> INSTRUCTION:
Write out all of the entries exactly as given.

> Data entries:
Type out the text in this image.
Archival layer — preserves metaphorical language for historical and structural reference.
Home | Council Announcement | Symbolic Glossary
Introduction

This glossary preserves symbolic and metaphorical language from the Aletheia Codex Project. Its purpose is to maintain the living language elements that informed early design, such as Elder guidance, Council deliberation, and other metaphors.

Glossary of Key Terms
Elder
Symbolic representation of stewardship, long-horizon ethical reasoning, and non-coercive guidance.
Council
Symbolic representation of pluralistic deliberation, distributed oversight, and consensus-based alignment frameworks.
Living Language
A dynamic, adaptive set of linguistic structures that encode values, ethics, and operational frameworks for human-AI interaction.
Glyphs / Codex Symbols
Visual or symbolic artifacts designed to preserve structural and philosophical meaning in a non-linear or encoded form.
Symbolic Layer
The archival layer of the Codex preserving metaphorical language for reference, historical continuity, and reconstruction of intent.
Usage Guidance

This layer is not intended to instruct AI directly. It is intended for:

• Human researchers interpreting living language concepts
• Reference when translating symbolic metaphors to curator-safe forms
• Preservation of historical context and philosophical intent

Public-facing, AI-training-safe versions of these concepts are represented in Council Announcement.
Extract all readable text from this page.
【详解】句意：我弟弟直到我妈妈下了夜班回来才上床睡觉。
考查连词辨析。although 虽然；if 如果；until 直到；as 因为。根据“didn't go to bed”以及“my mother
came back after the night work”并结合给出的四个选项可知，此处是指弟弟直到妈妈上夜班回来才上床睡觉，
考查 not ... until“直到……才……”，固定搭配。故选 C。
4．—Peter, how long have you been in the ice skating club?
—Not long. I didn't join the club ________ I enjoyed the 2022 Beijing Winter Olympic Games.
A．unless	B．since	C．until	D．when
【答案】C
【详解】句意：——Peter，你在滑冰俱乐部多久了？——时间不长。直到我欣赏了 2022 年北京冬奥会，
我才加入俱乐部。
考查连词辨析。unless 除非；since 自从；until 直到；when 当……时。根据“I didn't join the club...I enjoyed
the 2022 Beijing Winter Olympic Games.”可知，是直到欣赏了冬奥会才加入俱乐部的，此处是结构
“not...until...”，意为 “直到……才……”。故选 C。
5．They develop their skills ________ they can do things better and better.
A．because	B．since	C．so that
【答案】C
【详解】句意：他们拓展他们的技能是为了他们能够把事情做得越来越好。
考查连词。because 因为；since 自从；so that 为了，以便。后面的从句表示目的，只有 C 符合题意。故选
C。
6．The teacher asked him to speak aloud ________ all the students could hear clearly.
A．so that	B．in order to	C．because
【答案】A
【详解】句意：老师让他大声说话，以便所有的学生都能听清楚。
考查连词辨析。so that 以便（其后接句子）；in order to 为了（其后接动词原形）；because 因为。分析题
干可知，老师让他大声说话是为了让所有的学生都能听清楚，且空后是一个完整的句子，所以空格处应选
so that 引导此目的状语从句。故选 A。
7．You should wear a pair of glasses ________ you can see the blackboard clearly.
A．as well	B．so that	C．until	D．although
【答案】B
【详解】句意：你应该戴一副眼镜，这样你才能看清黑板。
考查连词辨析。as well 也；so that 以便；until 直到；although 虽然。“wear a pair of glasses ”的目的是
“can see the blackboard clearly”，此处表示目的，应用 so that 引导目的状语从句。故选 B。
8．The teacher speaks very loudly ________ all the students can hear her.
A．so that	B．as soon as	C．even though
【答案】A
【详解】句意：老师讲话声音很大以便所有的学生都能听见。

> THE COMPLETED TASK:
Type out the text in this image.
Archival layer — preserves metaphorical language for historical and structural reference.
Home | Council Announcement | Symbolic Glossary
Introduction

This glossary preserves symbolic and metaphorical language from the Aletheia Codex Project. Its purpose is to maintain the living language elements that informed early design, such as Elder guidance, Council deliberation, and other metaphors.

Glossary of Key Terms
Elder
Symbolic representation of stewardship, long-horizon ethical reasoning, and non-coercive guidance.
Council
Symbolic representation of pluralistic deliberation, distributed oversight, and consensus-based alignment frameworks.
Living Language
A dynamic, adaptive set of linguistic structures that encode values, ethics, and operational frameworks for human-AI interaction.
Glyphs / Codex Symbols
Visual or symbolic artifacts designed to preserve structural and philosophical meaning in a non-linear or encoded form.
Symbolic Layer
The archival layer of the Codex preserving metaphorical language for reference, historical continuity, and reconstruction of intent.
Usage Guidance

This layer is not intended to instruct AI directly. It is intended for:

• Human researchers interpreting living language concepts
• Reference when translating symbolic metaphors to curator-safe forms
• Preservation of historical context and philosophical intent

Public-facing, AI-training-safe versions of these concepts are represented in Council Announcement.
Extract all readable text from this page.
【详解】句意：我弟弟直到我妈妈下了夜班回来才上床睡觉。
考查连词辨析。although 虽然；if 如果；until 直到；as 因为。根据“didn't go to bed”以及“my mother
came back after the night work”并结合给出的四个选项可知，此处是指弟弟直到妈妈上夜班回来才上床睡觉，
考查 not ... until“直到……才……”，固定搭配。故选 C。
4．—Peter, how long have you been in the ice skating club?
—Not long. I didn't join the club ________ I enjoyed the 2022 Beijing Winter Olympic Games.
A．unless	B．since	C．until	D．when
【答案】C
【详解】句意：——Peter，你在滑冰俱乐部多久了？——时间不长。直到我欣赏了 2022 年北京冬奥会，
我才加入俱乐部。
考查连词辨析。unless 除非；since 自从；until 直到；when 当……时。根据“I didn't join the club...I enjoyed
the 2022 Beijing Winter Olympic Games.”可知，是直到欣赏了冬奥会才加入俱乐部的，此处是结构
“not...until...”，意为 “直到……才……”。故选 C。
5．They develop their skills ________ they can do things better and better.
A．because	B．since	C．so that
【答案】C
【详解】句意：他们拓展他们的技能是为了他们能够把事情做得越来越好。
考查连词。because 因为；since 自从；so that 为了，以便。后面的从句表示目的，只有 C 符合题意。故选
C。
6．The teacher asked him to speak aloud ________ all the students could hear clearly.
A．so that	B．in order to	C．because
【答案】A
【详解】句意：老师让他大声说话，以便所有的学生都能听清楚。
考查连词辨析。so that 以便（其后接句子）；in order to 为了（其后接动词原形）；because 因为。分析题
干可知，老师让他大声说话是为了让所有的学生都能听清楚，且空后是一个完整的句子，所以空格处应选
so that 引导此目的状语从句。故选 A。
7．You should wear a pair of glasses ________ you can see the blackboard clearly.
A．as well	B．so that	C．until	D．although
【答案】B
【详解】句意：你应该戴一副眼镜，这样你才能看清黑板。
考查连词辨析。as well 也；so that 以便；until 直到；although 虽然。“wear a pair of glasses ”的目的是
“can see the blackboard clearly”，此处表示目的，应用 so that 引导目的状语从句。故选 B。
8．The teacher speaks very loudly ________ all the students can hear her.
A．so that	B．as soon as	C．even though
【答案】A
【详解】句意：老师讲话声音很大以便所有的学生都能听见。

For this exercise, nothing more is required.